Saved data entries
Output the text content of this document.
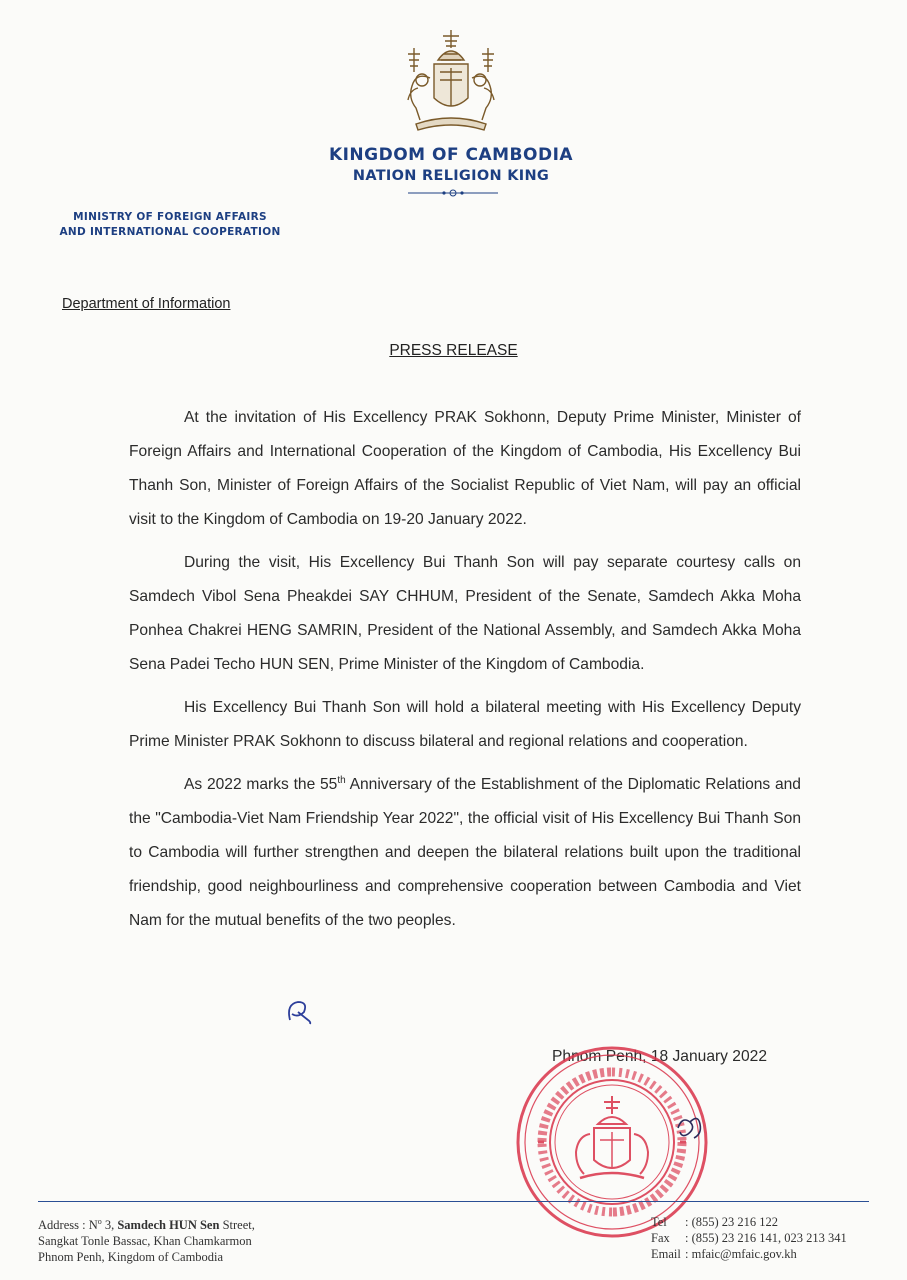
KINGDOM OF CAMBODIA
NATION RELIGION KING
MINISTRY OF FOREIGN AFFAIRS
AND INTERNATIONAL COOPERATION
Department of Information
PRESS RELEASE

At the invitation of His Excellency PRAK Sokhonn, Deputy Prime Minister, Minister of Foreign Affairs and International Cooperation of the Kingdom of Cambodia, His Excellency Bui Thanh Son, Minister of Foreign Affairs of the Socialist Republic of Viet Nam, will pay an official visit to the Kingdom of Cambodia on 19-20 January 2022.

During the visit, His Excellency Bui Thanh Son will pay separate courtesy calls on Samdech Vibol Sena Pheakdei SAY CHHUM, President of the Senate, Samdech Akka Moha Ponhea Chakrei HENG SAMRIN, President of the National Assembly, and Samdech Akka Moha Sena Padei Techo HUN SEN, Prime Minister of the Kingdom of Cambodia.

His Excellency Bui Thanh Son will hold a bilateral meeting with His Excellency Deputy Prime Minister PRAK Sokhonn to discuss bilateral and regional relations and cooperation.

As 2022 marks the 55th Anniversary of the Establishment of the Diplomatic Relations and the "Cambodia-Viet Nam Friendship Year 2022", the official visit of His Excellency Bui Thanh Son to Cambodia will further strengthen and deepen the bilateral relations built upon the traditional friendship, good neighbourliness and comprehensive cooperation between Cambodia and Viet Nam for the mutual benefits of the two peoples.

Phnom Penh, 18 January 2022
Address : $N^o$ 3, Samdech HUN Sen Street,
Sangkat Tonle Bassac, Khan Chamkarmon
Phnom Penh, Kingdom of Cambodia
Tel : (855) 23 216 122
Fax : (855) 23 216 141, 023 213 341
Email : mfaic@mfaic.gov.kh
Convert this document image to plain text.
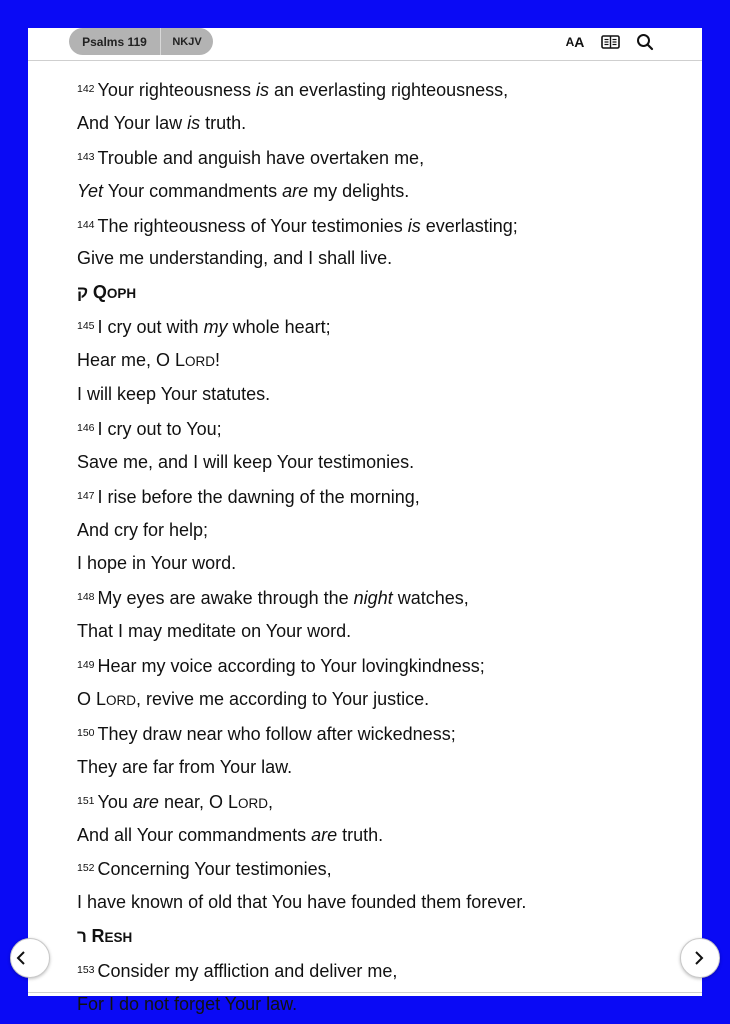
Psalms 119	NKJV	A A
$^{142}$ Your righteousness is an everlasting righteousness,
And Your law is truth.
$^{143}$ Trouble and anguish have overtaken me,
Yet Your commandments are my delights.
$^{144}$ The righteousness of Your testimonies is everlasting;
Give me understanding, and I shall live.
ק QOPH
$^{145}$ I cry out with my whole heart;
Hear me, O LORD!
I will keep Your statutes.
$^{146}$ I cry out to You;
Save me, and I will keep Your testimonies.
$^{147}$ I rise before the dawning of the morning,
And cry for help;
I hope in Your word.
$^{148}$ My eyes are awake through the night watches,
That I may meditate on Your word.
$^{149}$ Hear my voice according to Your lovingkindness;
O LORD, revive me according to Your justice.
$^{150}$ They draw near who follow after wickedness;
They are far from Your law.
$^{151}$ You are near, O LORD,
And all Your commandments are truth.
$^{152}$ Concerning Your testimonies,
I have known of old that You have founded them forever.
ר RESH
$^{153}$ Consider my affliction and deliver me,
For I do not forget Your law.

#### EXERCISE PROMPT
Reproduce each line of the records exactly, and omit every picture.

#### ANSWER TO THIS TASK
Output the text content of this document.
KINGDOM OF CAMBODIA
NATION RELIGION KING
MINISTRY OF FOREIGN AFFAIRS
AND INTERNATIONAL COOPERATION
Department of Information
PRESS RELEASE

At the invitation of His Excellency PRAK Sokhonn, Deputy Prime Minister, Minister of Foreign Affairs and International Cooperation of the Kingdom of Cambodia, His Excellency Bui Thanh Son, Minister of Foreign Affairs of the Socialist Republic of Viet Nam, will pay an official visit to the Kingdom of Cambodia on 19-20 January 2022.

During the visit, His Excellency Bui Thanh Son will pay separate courtesy calls on Samdech Vibol Sena Pheakdei SAY CHHUM, President of the Senate, Samdech Akka Moha Ponhea Chakrei HENG SAMRIN, President of the National Assembly, and Samdech Akka Moha Sena Padei Techo HUN SEN, Prime Minister of the Kingdom of Cambodia.

His Excellency Bui Thanh Son will hold a bilateral meeting with His Excellency Deputy Prime Minister PRAK Sokhonn to discuss bilateral and regional relations and cooperation.

As 2022 marks the 55th Anniversary of the Establishment of the Diplomatic Relations and the "Cambodia-Viet Nam Friendship Year 2022", the official visit of His Excellency Bui Thanh Son to Cambodia will further strengthen and deepen the bilateral relations built upon the traditional friendship, good neighbourliness and comprehensive cooperation between Cambodia and Viet Nam for the mutual benefits of the two peoples.

Phnom Penh, 18 January 2022
Address : $N^o$ 3, Samdech HUN Sen Street,
Sangkat Tonle Bassac, Khan Chamkarmon
Phnom Penh, Kingdom of Cambodia
Tel : (855) 23 216 122
Fax : (855) 23 216 141, 023 213 341
Email : mfaic@mfaic.gov.kh
Convert this document image to plain text.
Psalms 119	NKJV	A A
$^{142}$ Your righteousness is an everlasting righteousness,
And Your law is truth.
$^{143}$ Trouble and anguish have overtaken me,
Yet Your commandments are my delights.
$^{144}$ The righteousness of Your testimonies is everlasting;
Give me understanding, and I shall live.
ק QOPH
$^{145}$ I cry out with my whole heart;
Hear me, O LORD!
I will keep Your statutes.
$^{146}$ I cry out to You;
Save me, and I will keep Your testimonies.
$^{147}$ I rise before the dawning of the morning,
And cry for help;
I hope in Your word.
$^{148}$ My eyes are awake through the night watches,
That I may meditate on Your word.
$^{149}$ Hear my voice according to Your lovingkindness;
O LORD, revive me according to Your justice.
$^{150}$ They draw near who follow after wickedness;
They are far from Your law.
$^{151}$ You are near, O LORD,
And all Your commandments are truth.
$^{152}$ Concerning Your testimonies,
I have known of old that You have founded them forever.
ר RESH
$^{153}$ Consider my affliction and deliver me,
For I do not forget Your law.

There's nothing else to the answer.